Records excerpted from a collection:
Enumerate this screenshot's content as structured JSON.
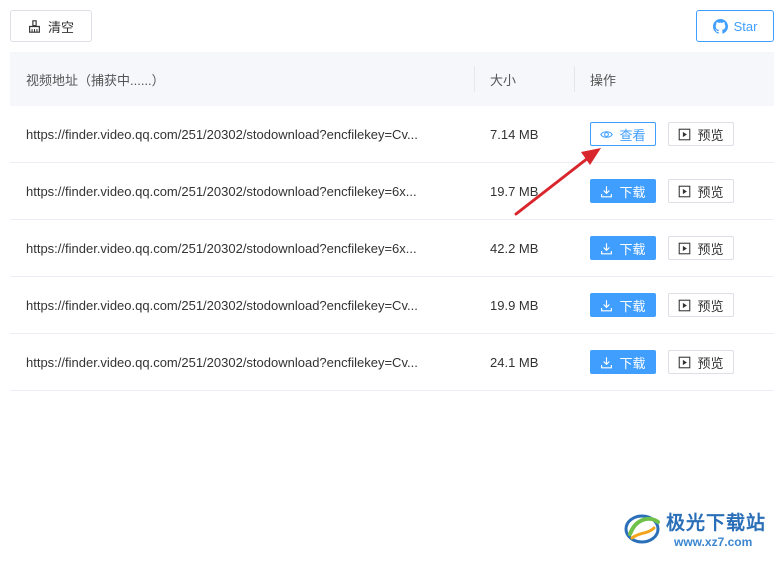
{
  "toolbar": {
    "clear_label": "清空",
    "star_label": "Star"
  },
  "table": {
    "headers": {
      "url": "视频地址（捕获中......）",
      "size": "大小",
      "actions": "操作"
    },
    "rows": [
      {
        "url": "https://finder.video.qq.com/251/20302/stodownload?encfilekey=Cv...",
        "size": "7.14 MB",
        "primary_label": "查看",
        "preview_label": "预览"
      },
      {
        "url": "https://finder.video.qq.com/251/20302/stodownload?encfilekey=6x...",
        "size": "19.7 MB",
        "primary_label": "下载",
        "preview_label": "预览"
      },
      {
        "url": "https://finder.video.qq.com/251/20302/stodownload?encfilekey=6x...",
        "size": "42.2 MB",
        "primary_label": "下载",
        "preview_label": "预览"
      },
      {
        "url": "https://finder.video.qq.com/251/20302/stodownload?encfilekey=Cv...",
        "size": "19.9 MB",
        "primary_label": "下载",
        "preview_label": "预览"
      },
      {
        "url": "https://finder.video.qq.com/251/20302/stodownload?encfilekey=Cv...",
        "size": "24.1 MB",
        "primary_label": "下载",
        "preview_label": "预览"
      }
    ]
  },
  "watermark": {
    "title": "极光下载站",
    "url": "www.xz7.com"
  },
  "colors": {
    "primary": "#409eff",
    "annotation_arrow": "#d9262c"
  },
  "icons": {
    "clear": "broom-icon",
    "star": "github-icon",
    "view": "eye-icon",
    "download": "download-icon",
    "preview": "play-square-icon"
  }
}
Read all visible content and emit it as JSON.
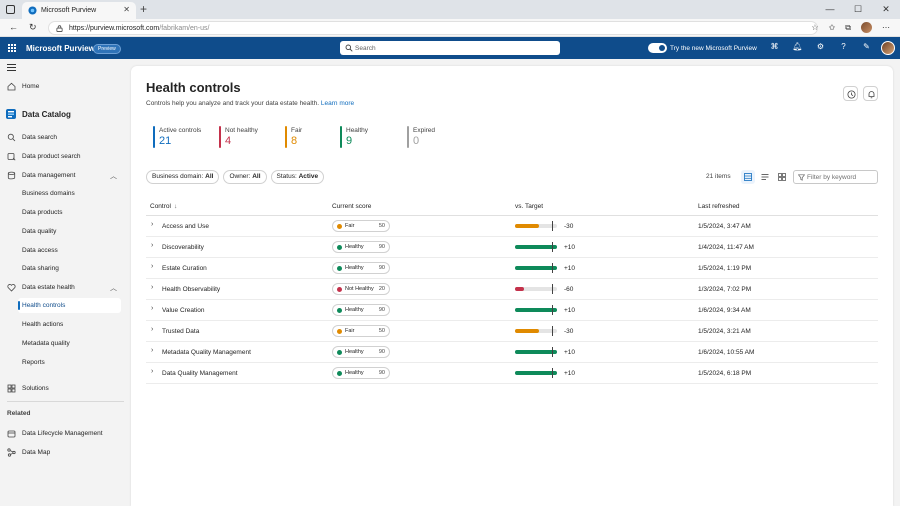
{
  "browser": {
    "tab_title": "Microsoft Purview",
    "url_host": "https://purview.microsoft.com",
    "url_path": "/fabrikam/en-us/"
  },
  "header": {
    "app_title": "Microsoft Purview",
    "badge": "Preview",
    "search_placeholder": "Search",
    "toggle_label": "Try the new Microsoft Purview"
  },
  "sidebar": {
    "home": "Home",
    "section_title": "Data Catalog",
    "items": [
      {
        "label": "Data search"
      },
      {
        "label": "Data product search"
      },
      {
        "label": "Data management"
      },
      {
        "label": "Business domains"
      },
      {
        "label": "Data products"
      },
      {
        "label": "Data quality"
      },
      {
        "label": "Data access"
      },
      {
        "label": "Data sharing"
      },
      {
        "label": "Data estate health"
      },
      {
        "label": "Health controls"
      },
      {
        "label": "Health actions"
      },
      {
        "label": "Metadata quality"
      },
      {
        "label": "Reports"
      },
      {
        "label": "Solutions"
      }
    ],
    "related_heading": "Related",
    "related": [
      {
        "label": "Data Lifecycle Management"
      },
      {
        "label": "Data Map"
      }
    ]
  },
  "page": {
    "title": "Health controls",
    "description": "Controls help you analyze and track your data estate health.",
    "learn_more": "Learn more"
  },
  "stats": [
    {
      "label": "Active controls",
      "value": "21",
      "color": "#0f6cbd"
    },
    {
      "label": "Not healthy",
      "value": "4",
      "color": "#c4314b"
    },
    {
      "label": "Fair",
      "value": "8",
      "color": "#e08a00"
    },
    {
      "label": "Healthy",
      "value": "9",
      "color": "#0e8a5a"
    },
    {
      "label": "Expired",
      "value": "0",
      "color": "#a0a0a0"
    }
  ],
  "filters": [
    {
      "label": "Business domain:",
      "value": "All"
    },
    {
      "label": "Owner:",
      "value": "All"
    },
    {
      "label": "Status:",
      "value": "Active"
    }
  ],
  "toolbar": {
    "items_count": "21 items",
    "filter_placeholder": "Filter by keyword"
  },
  "table": {
    "columns": [
      "Control",
      "Current score",
      "vs. Target",
      "Last refreshed"
    ],
    "sort_glyph": "↓",
    "rows": [
      {
        "control": "Access and Use",
        "status": "Fair",
        "score": "50",
        "delta": "-30",
        "fill": 0.56,
        "color": "#e08a00",
        "refreshed": "1/5/2024, 3:47 AM"
      },
      {
        "control": "Discoverability",
        "status": "Healthy",
        "score": "90",
        "delta": "+10",
        "fill": 1.0,
        "color": "#0e8a5a",
        "refreshed": "1/4/2024, 11:47 AM"
      },
      {
        "control": "Estate Curation",
        "status": "Healthy",
        "score": "90",
        "delta": "+10",
        "fill": 1.0,
        "color": "#0e8a5a",
        "refreshed": "1/5/2024, 1:19 PM"
      },
      {
        "control": "Health Observability",
        "status": "Not Healthy",
        "score": "20",
        "delta": "-60",
        "fill": 0.22,
        "color": "#c4314b",
        "refreshed": "1/3/2024, 7:02 PM"
      },
      {
        "control": "Value Creation",
        "status": "Healthy",
        "score": "90",
        "delta": "+10",
        "fill": 1.0,
        "color": "#0e8a5a",
        "refreshed": "1/6/2024, 9:34 AM"
      },
      {
        "control": "Trusted Data",
        "status": "Fair",
        "score": "50",
        "delta": "-30",
        "fill": 0.56,
        "color": "#e08a00",
        "refreshed": "1/5/2024, 3:21 AM"
      },
      {
        "control": "Metadata Quality Management",
        "status": "Healthy",
        "score": "90",
        "delta": "+10",
        "fill": 1.0,
        "color": "#0e8a5a",
        "refreshed": "1/6/2024, 10:55 AM"
      },
      {
        "control": "Data Quality Management",
        "status": "Healthy",
        "score": "90",
        "delta": "+10",
        "fill": 1.0,
        "color": "#0e8a5a",
        "refreshed": "1/5/2024, 6:18 PM"
      }
    ]
  },
  "icons": {
    "tab_actions": "tab-actions-icon",
    "favicon": "purview-logo-icon",
    "close": "close-icon",
    "new_tab": "plus-icon",
    "back": "back-arrow-icon",
    "refresh": "refresh-icon",
    "lock": "lock-icon",
    "waffle": "app-launcher-icon",
    "search": "search-icon",
    "history": "history-icon",
    "bell": "bell-icon"
  }
}
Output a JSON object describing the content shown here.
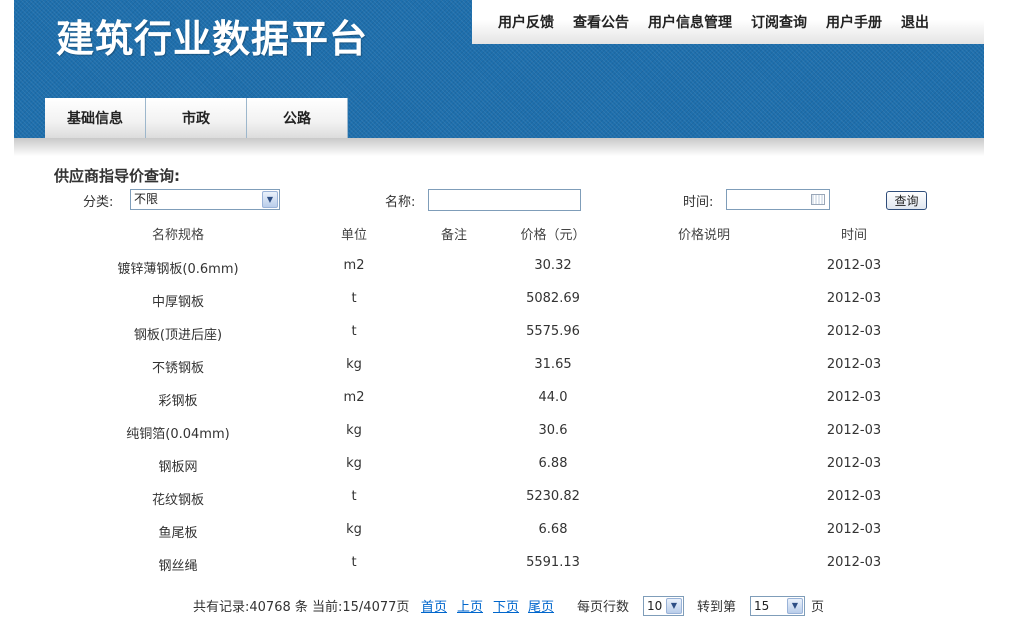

BRIEF - Read through the entries and copy each line in which "Business" appears.

COMPLETED TASK -
        "label": "Business domains"
      "label": "Business domain:",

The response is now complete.